Selected passage below:

What is a Remittitur and How May it Affect My Case?

Court reporters have to be aware of numerous aspects of trials in order to do their job well. Even in situations where they aren’t directly reporting on certain procedures, it is helpful to be informed so they can apply that knowledge to other issues. Here we will discuss a little known procedure called remittitur.

Remittitur Process

Most states have certain mechanisms that allow a judge to change a jury’s verdict in special cases. Remittitur is a procedure that gives a judge the ability to decrease the amount of damages a plaintiff is awarded by a jury in a personal injury case. Remittitur is not easy to avoid, but having an experienced personal injury lawyer can help soften the blow remittitur might deliver.

Remittitur is meant to allow the judge to check a jury’s decision and a judge is considered as the 13th juror in a case. The judge then independently reviews the evidence of the case to determine if the verdict is satisfactory. Even if the jury makes a decision, no verdict is legitimate until the judge approves it.

Remittitur or New Trial?

The judge may suggest a remittitur if their dissatisfaction is only with the amount of the award for damages. Otherwise, any disagreement with a verdict will result in a new trial for the case. If the plaintiff accepts the remittitur, the judge will reduce the award for damages to an amount that they think is more acceptable. This option is more cost effective and efficient than pursuing a new trial.

A trial judge can suggest changes to the verdict even if the verdict is considered to be within the range of reasonableness. This range is established by the ceiling and floor of awards that can be met by the material proof of the case. A judge must consider a few factors when establishing those limits:

  • Severity and nature of the injuries suffered;
  • Emotional damages like pain and suffering;
  • Past and foreseeable medical expenses;
  • Lost wages;
  • Inability to work resulting in loss of earning capability;
  • Age and life expectancy.

End of Selected passage.
Listed records below:

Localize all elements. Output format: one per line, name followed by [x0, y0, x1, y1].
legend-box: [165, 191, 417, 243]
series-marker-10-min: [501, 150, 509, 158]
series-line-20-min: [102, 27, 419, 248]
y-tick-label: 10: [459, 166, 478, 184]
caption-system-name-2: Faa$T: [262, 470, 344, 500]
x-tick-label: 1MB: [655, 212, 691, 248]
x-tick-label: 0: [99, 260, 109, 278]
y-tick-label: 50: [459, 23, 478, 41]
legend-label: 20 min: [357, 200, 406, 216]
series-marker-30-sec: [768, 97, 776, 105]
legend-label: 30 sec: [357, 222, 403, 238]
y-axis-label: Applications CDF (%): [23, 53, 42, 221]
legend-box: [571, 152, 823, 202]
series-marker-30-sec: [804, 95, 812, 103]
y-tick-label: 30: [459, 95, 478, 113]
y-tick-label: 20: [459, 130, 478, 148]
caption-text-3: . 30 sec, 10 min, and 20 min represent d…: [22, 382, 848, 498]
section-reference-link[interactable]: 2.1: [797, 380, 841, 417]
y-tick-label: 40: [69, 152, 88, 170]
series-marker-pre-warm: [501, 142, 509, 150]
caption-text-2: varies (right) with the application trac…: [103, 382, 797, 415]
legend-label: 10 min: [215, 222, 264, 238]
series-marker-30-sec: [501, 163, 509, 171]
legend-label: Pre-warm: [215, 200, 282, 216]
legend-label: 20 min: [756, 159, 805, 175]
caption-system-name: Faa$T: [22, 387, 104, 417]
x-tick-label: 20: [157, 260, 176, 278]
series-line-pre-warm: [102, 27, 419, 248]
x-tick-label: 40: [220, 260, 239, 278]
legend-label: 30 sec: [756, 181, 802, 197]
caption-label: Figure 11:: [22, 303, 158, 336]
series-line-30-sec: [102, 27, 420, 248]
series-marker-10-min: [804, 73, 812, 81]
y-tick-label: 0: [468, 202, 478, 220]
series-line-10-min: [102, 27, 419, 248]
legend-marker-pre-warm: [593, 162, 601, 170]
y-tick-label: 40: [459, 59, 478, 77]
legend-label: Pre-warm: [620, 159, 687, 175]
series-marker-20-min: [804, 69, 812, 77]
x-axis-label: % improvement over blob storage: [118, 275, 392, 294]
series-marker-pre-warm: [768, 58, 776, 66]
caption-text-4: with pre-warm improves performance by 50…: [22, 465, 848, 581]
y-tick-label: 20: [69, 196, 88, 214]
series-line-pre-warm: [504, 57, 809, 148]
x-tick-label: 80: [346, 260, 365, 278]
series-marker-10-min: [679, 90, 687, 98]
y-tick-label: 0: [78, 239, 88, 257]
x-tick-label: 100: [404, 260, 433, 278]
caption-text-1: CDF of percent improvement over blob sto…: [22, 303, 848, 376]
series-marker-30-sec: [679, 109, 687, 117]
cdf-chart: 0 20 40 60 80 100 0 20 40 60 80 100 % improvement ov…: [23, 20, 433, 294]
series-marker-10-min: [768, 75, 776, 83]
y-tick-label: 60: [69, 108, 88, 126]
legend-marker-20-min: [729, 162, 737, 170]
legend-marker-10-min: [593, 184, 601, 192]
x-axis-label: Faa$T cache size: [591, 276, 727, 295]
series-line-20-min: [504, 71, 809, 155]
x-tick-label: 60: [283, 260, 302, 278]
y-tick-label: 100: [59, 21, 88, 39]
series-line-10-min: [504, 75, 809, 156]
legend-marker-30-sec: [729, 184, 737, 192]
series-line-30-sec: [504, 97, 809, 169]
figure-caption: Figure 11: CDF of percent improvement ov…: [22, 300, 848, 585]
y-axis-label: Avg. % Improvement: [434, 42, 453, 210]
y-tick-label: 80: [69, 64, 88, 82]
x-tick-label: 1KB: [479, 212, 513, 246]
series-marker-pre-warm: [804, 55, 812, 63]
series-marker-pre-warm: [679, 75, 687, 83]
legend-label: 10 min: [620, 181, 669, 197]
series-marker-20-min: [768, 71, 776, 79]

End of Listed records.

* _Requirement 1_:
In the article on remittitur, what is a judge considered to be in a case?
* _Requirement 2_:
Repeat the part of the article on remittitur that begins at the words "Court reporters have" and stops after "remittitur might deliver.".
* _Requirement 3_:
Pick up the article on remittitur after its final line and keep writing it.
These entries have nothing to do with the article on remittitur.

* _Exercise result 1_:
The 13th juror.

* _Exercise result 2_:
Court reporters have to be aware of numerous aspects of trials in order to do their job well. Even in situations where they aren’t directly reporting on certain procedures, it is helpful to be informed so they can apply that knowledge to other issues. Here we will discuss a little known procedure called remittitur.

Remittitur Process

Most states have certain mechanisms that allow a judge to change a jury’s verdict in special cases. Remittitur is a procedure that gives a judge the ability to decrease the amount of damages a plaintiff is awarded by a jury in a personal injury case. Remittitur is not easy to avoid, but having an experienced personal injury lawyer can help soften the blow remittitur might deliver.

* _Exercise result 3_:
Amount of Damages

A decision of remittitur depends wholly on whether the amount awarded to a plaintiff is excessive. First, an amount must be designated to determine what is beyond a reasonable amount. One way a judge may determine excessiveness is by referencing similar cases and their verdicts after hearing a jury’s decision. This will help establish their definition of “reasonable” and provide justification for a possibly confused plaintiff.

A plaintiff may accept the remittitur, ask for a new trial and refuse the decision, or accept and protest the remittitur in a higher court. If you are a plaintiff or a court reporter seeking more information about remittiturs, contact our law offices today.


Thanks to authors at Veritext for their insight into Court Reporting and the Remittitur procedure.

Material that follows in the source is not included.